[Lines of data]

================

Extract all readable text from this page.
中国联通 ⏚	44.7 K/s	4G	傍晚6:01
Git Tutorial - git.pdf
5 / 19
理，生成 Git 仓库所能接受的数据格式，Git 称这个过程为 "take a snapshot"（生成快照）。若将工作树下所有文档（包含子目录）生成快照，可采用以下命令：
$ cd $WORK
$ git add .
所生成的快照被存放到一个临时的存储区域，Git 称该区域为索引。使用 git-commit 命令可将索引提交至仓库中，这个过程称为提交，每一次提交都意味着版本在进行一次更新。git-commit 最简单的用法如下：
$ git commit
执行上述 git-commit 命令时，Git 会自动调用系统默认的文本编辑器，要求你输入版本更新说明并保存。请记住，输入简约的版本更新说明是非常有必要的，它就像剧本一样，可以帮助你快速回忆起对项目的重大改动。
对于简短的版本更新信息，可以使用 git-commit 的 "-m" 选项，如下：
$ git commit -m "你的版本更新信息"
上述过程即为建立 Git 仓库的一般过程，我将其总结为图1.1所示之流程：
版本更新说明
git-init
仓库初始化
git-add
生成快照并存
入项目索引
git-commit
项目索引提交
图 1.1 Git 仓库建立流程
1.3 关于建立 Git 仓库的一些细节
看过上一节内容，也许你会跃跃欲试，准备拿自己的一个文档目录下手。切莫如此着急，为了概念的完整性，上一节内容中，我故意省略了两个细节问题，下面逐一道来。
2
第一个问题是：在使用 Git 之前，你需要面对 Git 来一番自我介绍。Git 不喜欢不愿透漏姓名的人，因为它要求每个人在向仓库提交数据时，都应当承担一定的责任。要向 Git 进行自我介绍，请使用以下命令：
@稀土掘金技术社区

================

Retype all of the entries precisely as they are.

TASK SOLUTION
Extract all readable text from this page.
中国联通 ⏚	44.7 K/s	4G	傍晚6:01
Git Tutorial - git.pdf
5 / 19
理，生成 Git 仓库所能接受的数据格式，Git 称这个过程为 "take a snapshot"（生成快照）。若将工作树下所有文档（包含子目录）生成快照，可采用以下命令：
$ cd $WORK
$ git add .
所生成的快照被存放到一个临时的存储区域，Git 称该区域为索引。使用 git-commit 命令可将索引提交至仓库中，这个过程称为提交，每一次提交都意味着版本在进行一次更新。git-commit 最简单的用法如下：
$ git commit
执行上述 git-commit 命令时，Git 会自动调用系统默认的文本编辑器，要求你输入版本更新说明并保存。请记住，输入简约的版本更新说明是非常有必要的，它就像剧本一样，可以帮助你快速回忆起对项目的重大改动。
对于简短的版本更新信息，可以使用 git-commit 的 "-m" 选项，如下：
$ git commit -m "你的版本更新信息"
上述过程即为建立 Git 仓库的一般过程，我将其总结为图1.1所示之流程：
版本更新说明
git-init
仓库初始化
git-add
生成快照并存
入项目索引
git-commit
项目索引提交
图 1.1 Git 仓库建立流程
1.3 关于建立 Git 仓库的一些细节
看过上一节内容，也许你会跃跃欲试，准备拿自己的一个文档目录下手。切莫如此着急，为了概念的完整性，上一节内容中，我故意省略了两个细节问题，下面逐一道来。
2
第一个问题是：在使用 Git 之前，你需要面对 Git 来一番自我介绍。Git 不喜欢不愿透漏姓名的人，因为它要求每个人在向仓库提交数据时，都应当承担一定的责任。要向 Git 进行自我介绍，请使用以下命令：
@稀土掘金技术社区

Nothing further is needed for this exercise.